TASK INSTRUCTIONS:
Only a number is wanted: the count of lines in this listing that contain "metas".

— BEGIN —

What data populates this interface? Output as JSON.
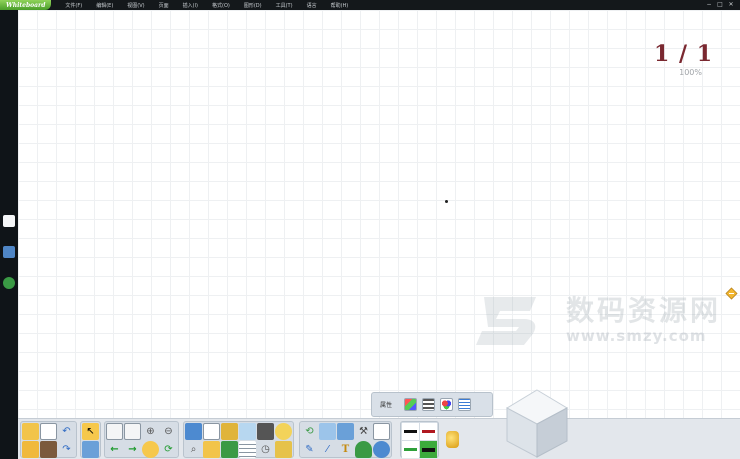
{
  "app": {
    "title": "Whiteboard"
  },
  "menu": [
    "文件(F)",
    "编辑(E)",
    "视图(V)",
    "页面",
    "插入(I)",
    "格式(O)",
    "图形(D)",
    "工具(T)",
    "语言",
    "帮助(H)"
  ],
  "window_controls": [
    "−",
    "□",
    "✕"
  ],
  "canvas": {
    "page_indicator": "1 / 1",
    "zoom": "100%"
  },
  "property_panel": {
    "label": "属性"
  },
  "watermark": {
    "text": "数码资源网",
    "url": "www.smzy.com"
  },
  "colors": {
    "menubar": "#14181b",
    "accent_page": "#7a2830",
    "brand_green": "#4a9e2a"
  },
  "toolbar_groups": [
    {
      "name": "file",
      "cols": 3,
      "icons": [
        "open-folder-icon",
        "copy-pages-icon",
        "undo-icon",
        "folder-icon",
        "paste-icon",
        "redo-icon"
      ]
    },
    {
      "name": "select",
      "cols": 1,
      "icons": [
        "pointer-icon",
        "screen-icon"
      ]
    },
    {
      "name": "navigation",
      "cols": 4,
      "icons": [
        "prev-page-icon",
        "new-page-icon",
        "zoom-in-icon",
        "zoom-out-icon",
        "back-arrow-icon",
        "forward-arrow-icon",
        "hand-icon",
        "refresh-icon"
      ]
    },
    {
      "name": "tools",
      "cols": 6,
      "icons": [
        "screen-shade-icon",
        "spotlight-icon",
        "brush-icon",
        "image-icon",
        "film-icon",
        "bulb-icon",
        "magnifier-icon",
        "photo-icon",
        "calculator-icon",
        "table-icon",
        "clock-icon",
        "paint-icon"
      ]
    },
    {
      "name": "drawing",
      "cols": 5,
      "icons": [
        "rotate-icon",
        "screenshot-icon",
        "chart-icon",
        "tool-icon",
        "edit-doc-icon",
        "pen-icon",
        "highlighter-icon",
        "text-icon",
        "user-icon",
        "audio-icon"
      ]
    }
  ]
}
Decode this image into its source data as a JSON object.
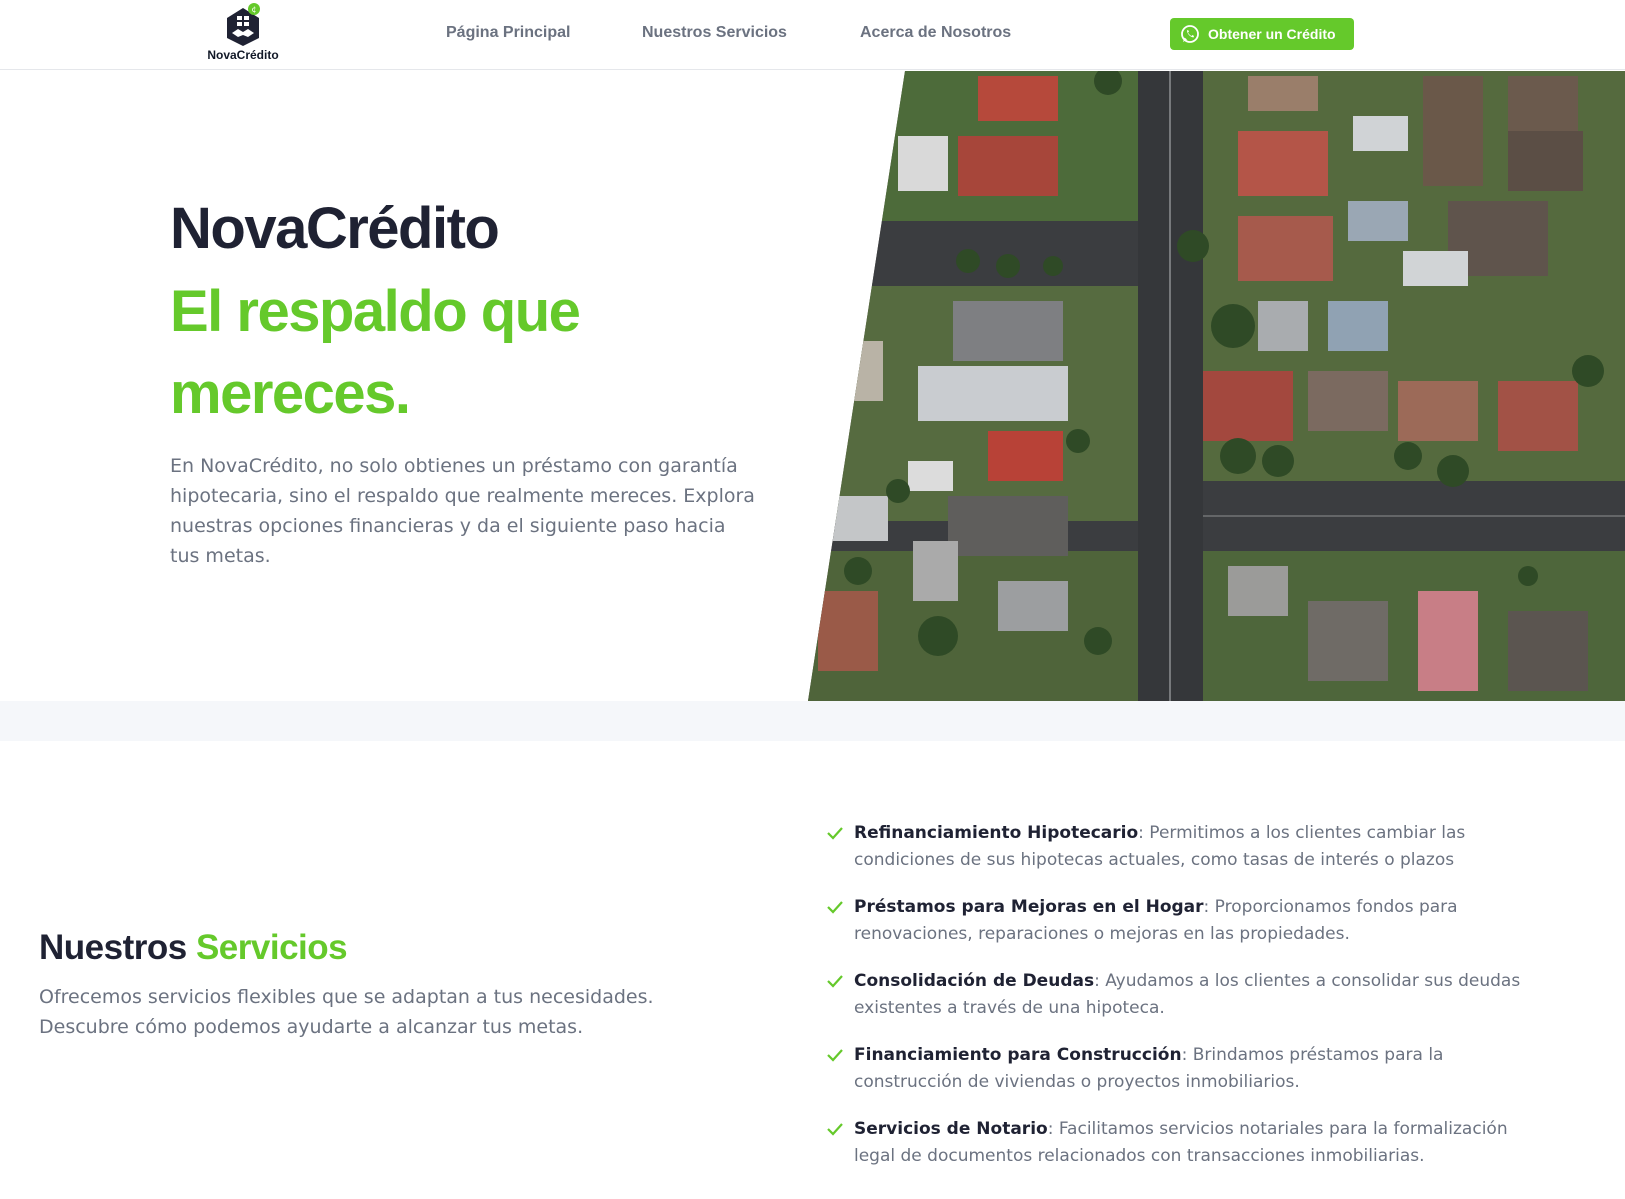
{
  "header": {
    "logo_text": "NovaCrédito",
    "nav": {
      "home": "Página Principal",
      "services": "Nuestros Servicios",
      "about": "Acerca de Nosotros"
    },
    "cta_label": "Obtener un Crédito"
  },
  "hero": {
    "title": "NovaCrédito",
    "subtitle": "El respaldo que mereces.",
    "description": "En NovaCrédito, no solo obtienes un préstamo con garantía hipotecaria, sino el respaldo que realmente mereces. Explora nuestras opciones financieras y da el siguiente paso hacia tus metas."
  },
  "services": {
    "title_main": "Nuestros",
    "title_accent": "Servicios",
    "description": "Ofrecemos servicios flexibles que se adaptan a tus necesidades. Descubre cómo podemos ayudarte a alcanzar tus metas.",
    "items": [
      {
        "name": "Refinanciamiento Hipotecario",
        "text": ": Permitimos a los clientes cambiar las condiciones de sus hipotecas actuales, como tasas de interés o plazos"
      },
      {
        "name": "Préstamos para Mejoras en el Hogar",
        "text": ": Proporcionamos fondos para renovaciones, reparaciones o mejoras en las propiedades."
      },
      {
        "name": "Consolidación de Deudas",
        "text": ": Ayudamos a los clientes a consolidar sus deudas existentes a través de una hipoteca."
      },
      {
        "name": "Financiamiento para Construcción",
        "text": ": Brindamos préstamos para la construcción de viviendas o proyectos inmobiliarios."
      },
      {
        "name": "Servicios de Notario",
        "text": ": Facilitamos servicios notariales para la formalización legal de documentos relacionados con transacciones inmobiliarias."
      }
    ]
  },
  "colors": {
    "accent": "#65c92b",
    "heading": "#1f2233",
    "body_text": "#6b7280",
    "band": "#f5f7fa"
  },
  "icons": {
    "logo": "house-handshake-logo",
    "cta": "whatsapp-icon",
    "list": "check-icon"
  }
}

— END —

RESULT OF THIS TASK:
2